**Written instruction:** Extract the whole listing as it stands. Do not include the pictures.

**Exercise inputs:**
▬▬▬▬▬▬▬▬▬▬
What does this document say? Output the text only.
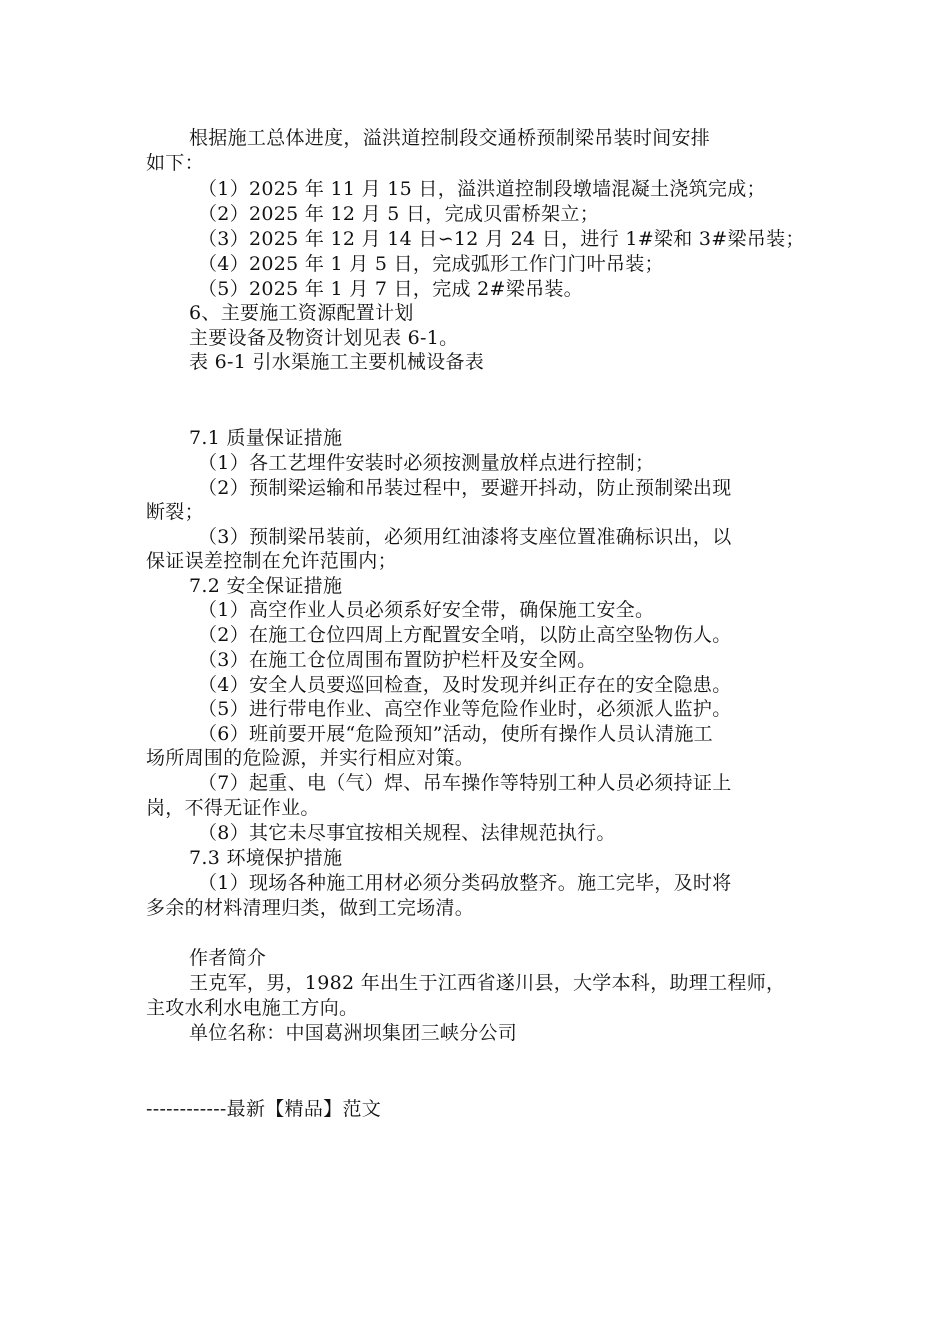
根据施工总体进度，溢洪道控制段交通桥预制梁吊装时间安排
如下：
（1）2025 年 11 月 15 日，溢洪道控制段墩墙混凝土浇筑完成；
（2）2025 年 12 月 5 日，完成贝雷桥架立；
（3）2025 年 12 月 14 日∽12 月 24 日，进行 1#梁和 3#梁吊装；
（4）2025 年 1 月 5 日，完成弧形工作门门叶吊装；
（5）2025 年 1 月 7 日，完成 2#梁吊装。
6、主要施工资源配置计划
主要设备及物资计划见表 6-1。
表 6-1 引水渠施工主要机械设备表
7.1 质量保证措施
（1）各工艺埋件安装时必须按测量放样点进行控制；
（2）预制梁运输和吊装过程中，要避开抖动，防止预制梁出现
断裂；
（3）预制梁吊装前，必须用红油漆将支座位置准确标识出，以
保证误差控制在允许范围内；
7.2 安全保证措施
（1）高空作业人员必须系好安全带，确保施工安全。
（2）在施工仓位四周上方配置安全哨，以防止高空坠物伤人。
（3）在施工仓位周围布置防护栏杆及安全网。
（4）安全人员要巡回检查，及时发现并纠正存在的安全隐患。
（5）进行带电作业、高空作业等危险作业时，必须派人监护。
（6）班前要开展“危险预知”活动，使所有操作人员认清施工
场所周围的危险源，并实行相应对策。
（7）起重、电（气）焊、吊车操作等特别工种人员必须持证上
岗，不得无证作业。
（8）其它未尽事宜按相关规程、法律规范执行。
7.3 环境保护措施
（1）现场各种施工用材必须分类码放整齐。施工完毕，及时将
多余的材料清理归类，做到工完场清。
作者简介
王克军，男，1982 年出生于江西省遂川县，大学本科，助理工程师，
主攻水利水电施工方向。
单位名称：中国葛洲坝集团三峡分公司
------------最新【精品】范文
▬▬▬▬▬▬▬▬▬▬
**Solution:**
What does this document say? Output the text only.
根据施工总体进度，溢洪道控制段交通桥预制梁吊装时间安排
如下：
（1）2025 年 11 月 15 日，溢洪道控制段墩墙混凝土浇筑完成；
（2）2025 年 12 月 5 日，完成贝雷桥架立；
（3）2025 年 12 月 14 日∽12 月 24 日，进行 1#梁和 3#梁吊装；
（4）2025 年 1 月 5 日，完成弧形工作门门叶吊装；
（5）2025 年 1 月 7 日，完成 2#梁吊装。
6、主要施工资源配置计划
主要设备及物资计划见表 6-1。
表 6-1 引水渠施工主要机械设备表
7.1 质量保证措施
（1）各工艺埋件安装时必须按测量放样点进行控制；
（2）预制梁运输和吊装过程中，要避开抖动，防止预制梁出现
断裂；
（3）预制梁吊装前，必须用红油漆将支座位置准确标识出，以
保证误差控制在允许范围内；
7.2 安全保证措施
（1）高空作业人员必须系好安全带，确保施工安全。
（2）在施工仓位四周上方配置安全哨，以防止高空坠物伤人。
（3）在施工仓位周围布置防护栏杆及安全网。
（4）安全人员要巡回检查，及时发现并纠正存在的安全隐患。
（5）进行带电作业、高空作业等危险作业时，必须派人监护。
（6）班前要开展“危险预知”活动，使所有操作人员认清施工
场所周围的危险源，并实行相应对策。
（7）起重、电（气）焊、吊车操作等特别工种人员必须持证上
岗，不得无证作业。
（8）其它未尽事宜按相关规程、法律规范执行。
7.3 环境保护措施
（1）现场各种施工用材必须分类码放整齐。施工完毕，及时将
多余的材料清理归类，做到工完场清。
作者简介
王克军，男，1982 年出生于江西省遂川县，大学本科，助理工程师，
主攻水利水电施工方向。
单位名称：中国葛洲坝集团三峡分公司
------------最新【精品】范文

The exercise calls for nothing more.